● **What the exercise asks**
Report each line of the data that includes the word "source".

======== Listed records ========

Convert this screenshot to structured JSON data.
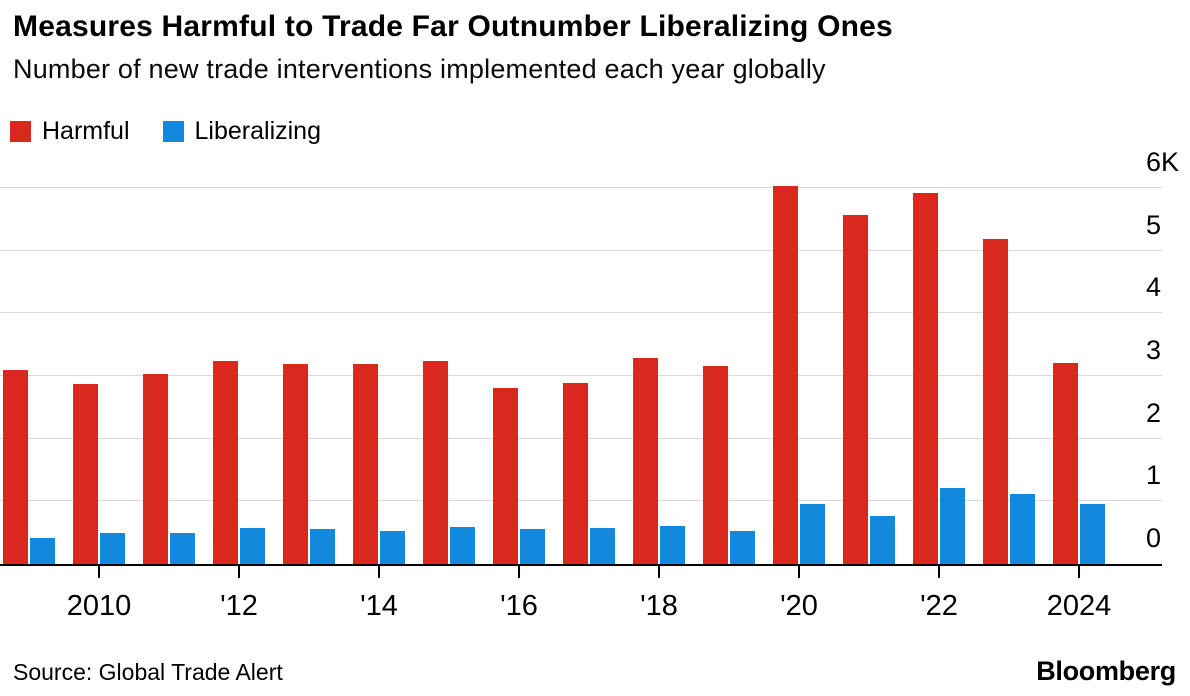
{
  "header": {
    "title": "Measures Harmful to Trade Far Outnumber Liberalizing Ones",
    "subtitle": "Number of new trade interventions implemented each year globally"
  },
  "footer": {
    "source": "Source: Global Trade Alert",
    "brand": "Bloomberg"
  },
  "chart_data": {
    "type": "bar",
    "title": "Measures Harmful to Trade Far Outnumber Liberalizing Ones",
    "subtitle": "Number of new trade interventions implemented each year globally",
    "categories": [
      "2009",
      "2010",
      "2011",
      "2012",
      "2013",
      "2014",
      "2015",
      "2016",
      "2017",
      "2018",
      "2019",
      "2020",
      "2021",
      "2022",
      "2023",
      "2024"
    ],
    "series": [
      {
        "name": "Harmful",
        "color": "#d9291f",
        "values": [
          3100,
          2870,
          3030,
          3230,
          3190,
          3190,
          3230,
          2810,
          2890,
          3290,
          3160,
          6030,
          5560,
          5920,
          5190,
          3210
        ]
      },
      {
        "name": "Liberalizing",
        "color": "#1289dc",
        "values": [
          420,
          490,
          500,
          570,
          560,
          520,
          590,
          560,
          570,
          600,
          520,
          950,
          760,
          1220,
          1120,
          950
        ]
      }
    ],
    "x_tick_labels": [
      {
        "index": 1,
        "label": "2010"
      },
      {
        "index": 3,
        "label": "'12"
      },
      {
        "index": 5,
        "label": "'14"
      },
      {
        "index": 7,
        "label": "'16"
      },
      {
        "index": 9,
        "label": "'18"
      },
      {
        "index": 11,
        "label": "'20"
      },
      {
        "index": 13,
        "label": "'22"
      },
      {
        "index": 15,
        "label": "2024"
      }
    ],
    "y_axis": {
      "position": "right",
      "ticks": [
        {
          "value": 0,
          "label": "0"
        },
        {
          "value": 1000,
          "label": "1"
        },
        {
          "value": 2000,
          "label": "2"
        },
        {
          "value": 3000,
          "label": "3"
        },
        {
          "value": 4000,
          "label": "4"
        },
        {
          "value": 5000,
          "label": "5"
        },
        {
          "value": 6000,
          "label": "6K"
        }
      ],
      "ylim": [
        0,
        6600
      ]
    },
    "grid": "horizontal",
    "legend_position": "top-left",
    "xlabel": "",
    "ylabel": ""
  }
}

========
======== Listed records ========

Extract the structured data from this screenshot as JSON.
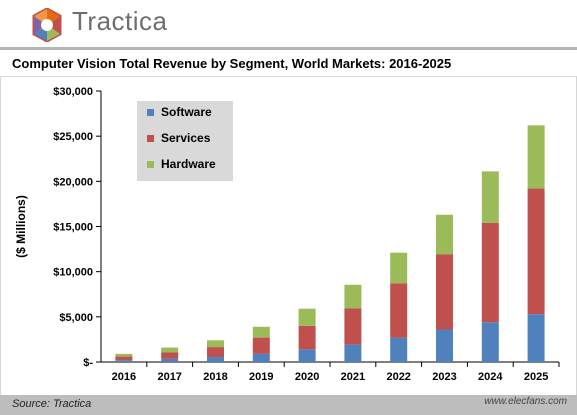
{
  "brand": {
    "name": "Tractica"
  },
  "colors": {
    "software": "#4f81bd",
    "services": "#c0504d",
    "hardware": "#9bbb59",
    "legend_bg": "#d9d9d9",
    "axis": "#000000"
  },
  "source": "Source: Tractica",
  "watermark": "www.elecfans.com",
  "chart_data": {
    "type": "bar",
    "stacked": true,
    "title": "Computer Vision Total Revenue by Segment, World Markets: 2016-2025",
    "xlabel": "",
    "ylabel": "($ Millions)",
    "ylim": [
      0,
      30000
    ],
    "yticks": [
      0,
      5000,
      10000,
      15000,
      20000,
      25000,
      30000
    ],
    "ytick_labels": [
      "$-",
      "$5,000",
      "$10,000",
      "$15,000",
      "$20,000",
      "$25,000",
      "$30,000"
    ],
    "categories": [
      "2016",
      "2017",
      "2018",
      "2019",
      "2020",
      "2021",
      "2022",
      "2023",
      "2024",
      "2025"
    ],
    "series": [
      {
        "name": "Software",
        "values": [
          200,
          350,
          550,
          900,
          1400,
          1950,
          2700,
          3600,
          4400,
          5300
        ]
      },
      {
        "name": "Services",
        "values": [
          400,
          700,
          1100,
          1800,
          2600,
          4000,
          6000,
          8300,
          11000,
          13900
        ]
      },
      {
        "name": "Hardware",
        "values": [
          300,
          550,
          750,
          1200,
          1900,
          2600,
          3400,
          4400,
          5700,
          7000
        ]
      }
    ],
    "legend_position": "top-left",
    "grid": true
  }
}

========

● **Solution for this task**
    "source": "Source: Global Trade Alert",
  "source": "Source: Tractica",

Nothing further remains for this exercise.